▶ Do this
Retype the listing that follows, exactly as written.

(Stored items)
· · ·

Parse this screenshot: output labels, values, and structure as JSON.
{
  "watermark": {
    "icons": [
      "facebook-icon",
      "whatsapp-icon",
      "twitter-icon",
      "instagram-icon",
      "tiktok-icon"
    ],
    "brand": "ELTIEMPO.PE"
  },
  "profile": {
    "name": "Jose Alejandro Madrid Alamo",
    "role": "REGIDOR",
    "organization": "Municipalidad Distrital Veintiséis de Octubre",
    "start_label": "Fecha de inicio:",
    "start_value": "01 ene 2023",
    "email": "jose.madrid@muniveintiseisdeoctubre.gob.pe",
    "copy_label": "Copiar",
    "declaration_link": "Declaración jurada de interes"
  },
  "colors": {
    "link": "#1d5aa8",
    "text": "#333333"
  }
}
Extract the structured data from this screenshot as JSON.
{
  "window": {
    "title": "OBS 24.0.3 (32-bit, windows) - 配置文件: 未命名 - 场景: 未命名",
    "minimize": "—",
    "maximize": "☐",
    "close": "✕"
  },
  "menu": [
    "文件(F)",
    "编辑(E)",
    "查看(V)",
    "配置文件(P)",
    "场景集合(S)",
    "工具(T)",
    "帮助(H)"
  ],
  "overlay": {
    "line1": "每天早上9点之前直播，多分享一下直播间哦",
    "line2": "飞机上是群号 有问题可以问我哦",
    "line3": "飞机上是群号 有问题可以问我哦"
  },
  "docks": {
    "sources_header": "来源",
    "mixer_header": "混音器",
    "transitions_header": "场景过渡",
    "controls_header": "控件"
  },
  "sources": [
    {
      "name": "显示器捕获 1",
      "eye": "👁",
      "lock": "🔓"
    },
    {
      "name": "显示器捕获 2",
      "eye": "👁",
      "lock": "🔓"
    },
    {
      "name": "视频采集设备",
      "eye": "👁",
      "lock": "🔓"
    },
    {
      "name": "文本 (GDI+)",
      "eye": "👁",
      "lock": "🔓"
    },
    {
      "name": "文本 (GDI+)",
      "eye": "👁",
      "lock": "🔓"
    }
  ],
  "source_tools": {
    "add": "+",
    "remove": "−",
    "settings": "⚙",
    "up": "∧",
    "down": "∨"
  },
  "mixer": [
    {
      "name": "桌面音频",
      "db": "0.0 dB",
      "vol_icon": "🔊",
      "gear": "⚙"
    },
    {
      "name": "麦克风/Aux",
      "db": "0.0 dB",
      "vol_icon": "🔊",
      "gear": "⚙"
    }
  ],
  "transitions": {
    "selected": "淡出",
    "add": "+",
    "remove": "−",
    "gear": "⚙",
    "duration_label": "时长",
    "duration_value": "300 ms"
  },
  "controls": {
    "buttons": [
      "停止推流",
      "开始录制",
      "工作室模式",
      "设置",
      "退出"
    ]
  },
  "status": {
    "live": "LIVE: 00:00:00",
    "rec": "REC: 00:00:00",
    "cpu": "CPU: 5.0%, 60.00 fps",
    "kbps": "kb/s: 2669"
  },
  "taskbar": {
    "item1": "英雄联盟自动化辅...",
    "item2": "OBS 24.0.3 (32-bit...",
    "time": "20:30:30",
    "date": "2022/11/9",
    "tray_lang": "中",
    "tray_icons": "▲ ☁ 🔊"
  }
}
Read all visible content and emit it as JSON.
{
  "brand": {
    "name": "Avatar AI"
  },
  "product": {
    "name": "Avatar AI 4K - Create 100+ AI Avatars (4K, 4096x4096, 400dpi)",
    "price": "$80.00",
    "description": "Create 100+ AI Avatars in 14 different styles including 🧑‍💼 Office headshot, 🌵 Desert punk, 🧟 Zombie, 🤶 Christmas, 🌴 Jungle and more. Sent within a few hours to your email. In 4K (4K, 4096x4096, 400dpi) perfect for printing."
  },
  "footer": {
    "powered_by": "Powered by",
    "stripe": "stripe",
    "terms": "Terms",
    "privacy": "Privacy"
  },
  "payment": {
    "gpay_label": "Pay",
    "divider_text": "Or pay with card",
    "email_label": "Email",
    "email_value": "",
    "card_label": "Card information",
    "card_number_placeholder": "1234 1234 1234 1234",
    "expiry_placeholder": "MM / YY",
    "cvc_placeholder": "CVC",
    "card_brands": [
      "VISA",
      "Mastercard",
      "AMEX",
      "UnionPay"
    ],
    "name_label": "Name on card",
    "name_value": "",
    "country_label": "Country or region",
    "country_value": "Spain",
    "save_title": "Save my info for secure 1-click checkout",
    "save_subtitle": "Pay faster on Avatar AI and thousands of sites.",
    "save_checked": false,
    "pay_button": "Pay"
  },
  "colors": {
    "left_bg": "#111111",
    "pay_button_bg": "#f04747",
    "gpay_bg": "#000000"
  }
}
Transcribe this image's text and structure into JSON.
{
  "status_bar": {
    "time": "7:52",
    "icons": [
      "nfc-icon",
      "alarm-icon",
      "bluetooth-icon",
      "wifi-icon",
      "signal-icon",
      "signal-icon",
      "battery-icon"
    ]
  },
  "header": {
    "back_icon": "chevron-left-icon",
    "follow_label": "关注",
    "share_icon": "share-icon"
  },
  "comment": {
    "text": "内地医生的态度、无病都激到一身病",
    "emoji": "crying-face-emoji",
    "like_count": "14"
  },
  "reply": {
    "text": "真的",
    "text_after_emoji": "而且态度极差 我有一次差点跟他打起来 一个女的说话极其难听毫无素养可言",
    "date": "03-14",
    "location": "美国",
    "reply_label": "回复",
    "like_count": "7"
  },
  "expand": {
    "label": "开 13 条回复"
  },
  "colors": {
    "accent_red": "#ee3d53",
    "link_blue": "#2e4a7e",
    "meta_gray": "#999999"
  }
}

· · ·

▶ Exercise solution
Parse this screenshot: output labels, values, and structure as JSON.
{
  "watermark": {
    "icons": [
      "facebook-icon",
      "whatsapp-icon",
      "twitter-icon",
      "instagram-icon",
      "tiktok-icon"
    ],
    "brand": "ELTIEMPO.PE"
  },
  "profile": {
    "name": "Jose Alejandro Madrid Alamo",
    "role": "REGIDOR",
    "organization": "Municipalidad Distrital Veintiséis de Octubre",
    "start_label": "Fecha de inicio:",
    "start_value": "01 ene 2023",
    "email": "jose.madrid@muniveintiseisdeoctubre.gob.pe",
    "copy_label": "Copiar",
    "declaration_link": "Declaración jurada de interes"
  },
  "colors": {
    "link": "#1d5aa8",
    "text": "#333333"
  }
}
Extract the structured data from this screenshot as JSON.
{
  "window": {
    "title": "OBS 24.0.3 (32-bit, windows) - 配置文件: 未命名 - 场景: 未命名",
    "minimize": "—",
    "maximize": "☐",
    "close": "✕"
  },
  "menu": [
    "文件(F)",
    "编辑(E)",
    "查看(V)",
    "配置文件(P)",
    "场景集合(S)",
    "工具(T)",
    "帮助(H)"
  ],
  "overlay": {
    "line1": "每天早上9点之前直播，多分享一下直播间哦",
    "line2": "飞机上是群号 有问题可以问我哦",
    "line3": "飞机上是群号 有问题可以问我哦"
  },
  "docks": {
    "sources_header": "来源",
    "mixer_header": "混音器",
    "transitions_header": "场景过渡",
    "controls_header": "控件"
  },
  "sources": [
    {
      "name": "显示器捕获 1",
      "eye": "👁",
      "lock": "🔓"
    },
    {
      "name": "显示器捕获 2",
      "eye": "👁",
      "lock": "🔓"
    },
    {
      "name": "视频采集设备",
      "eye": "👁",
      "lock": "🔓"
    },
    {
      "name": "文本 (GDI+)",
      "eye": "👁",
      "lock": "🔓"
    },
    {
      "name": "文本 (GDI+)",
      "eye": "👁",
      "lock": "🔓"
    }
  ],
  "source_tools": {
    "add": "+",
    "remove": "−",
    "settings": "⚙",
    "up": "∧",
    "down": "∨"
  },
  "mixer": [
    {
      "name": "桌面音频",
      "db": "0.0 dB",
      "vol_icon": "🔊",
      "gear": "⚙"
    },
    {
      "name": "麦克风/Aux",
      "db": "0.0 dB",
      "vol_icon": "🔊",
      "gear": "⚙"
    }
  ],
  "transitions": {
    "selected": "淡出",
    "add": "+",
    "remove": "−",
    "gear": "⚙",
    "duration_label": "时长",
    "duration_value": "300 ms"
  },
  "controls": {
    "buttons": [
      "停止推流",
      "开始录制",
      "工作室模式",
      "设置",
      "退出"
    ]
  },
  "status": {
    "live": "LIVE: 00:00:00",
    "rec": "REC: 00:00:00",
    "cpu": "CPU: 5.0%, 60.00 fps",
    "kbps": "kb/s: 2669"
  },
  "taskbar": {
    "item1": "英雄联盟自动化辅...",
    "item2": "OBS 24.0.3 (32-bit...",
    "time": "20:30:30",
    "date": "2022/11/9",
    "tray_lang": "中",
    "tray_icons": "▲ ☁ 🔊"
  }
}
Read all visible content and emit it as JSON.
{
  "brand": {
    "name": "Avatar AI"
  },
  "product": {
    "name": "Avatar AI 4K - Create 100+ AI Avatars (4K, 4096x4096, 400dpi)",
    "price": "$80.00",
    "description": "Create 100+ AI Avatars in 14 different styles including 🧑‍💼 Office headshot, 🌵 Desert punk, 🧟 Zombie, 🤶 Christmas, 🌴 Jungle and more. Sent within a few hours to your email. In 4K (4K, 4096x4096, 400dpi) perfect for printing."
  },
  "footer": {
    "powered_by": "Powered by",
    "stripe": "stripe",
    "terms": "Terms",
    "privacy": "Privacy"
  },
  "payment": {
    "gpay_label": "Pay",
    "divider_text": "Or pay with card",
    "email_label": "Email",
    "email_value": "",
    "card_label": "Card information",
    "card_number_placeholder": "1234 1234 1234 1234",
    "expiry_placeholder": "MM / YY",
    "cvc_placeholder": "CVC",
    "card_brands": [
      "VISA",
      "Mastercard",
      "AMEX",
      "UnionPay"
    ],
    "name_label": "Name on card",
    "name_value": "",
    "country_label": "Country or region",
    "country_value": "Spain",
    "save_title": "Save my info for secure 1-click checkout",
    "save_subtitle": "Pay faster on Avatar AI and thousands of sites.",
    "save_checked": false,
    "pay_button": "Pay"
  },
  "colors": {
    "left_bg": "#111111",
    "pay_button_bg": "#f04747",
    "gpay_bg": "#000000"
  }
}
Transcribe this image's text and structure into JSON.
{
  "status_bar": {
    "time": "7:52",
    "icons": [
      "nfc-icon",
      "alarm-icon",
      "bluetooth-icon",
      "wifi-icon",
      "signal-icon",
      "signal-icon",
      "battery-icon"
    ]
  },
  "header": {
    "back_icon": "chevron-left-icon",
    "follow_label": "关注",
    "share_icon": "share-icon"
  },
  "comment": {
    "text": "内地医生的态度、无病都激到一身病",
    "emoji": "crying-face-emoji",
    "like_count": "14"
  },
  "reply": {
    "text": "真的",
    "text_after_emoji": "而且态度极差 我有一次差点跟他打起来 一个女的说话极其难听毫无素养可言",
    "date": "03-14",
    "location": "美国",
    "reply_label": "回复",
    "like_count": "7"
  },
  "expand": {
    "label": "开 13 条回复"
  },
  "colors": {
    "accent_red": "#ee3d53",
    "link_blue": "#2e4a7e",
    "meta_gray": "#999999"
  }
}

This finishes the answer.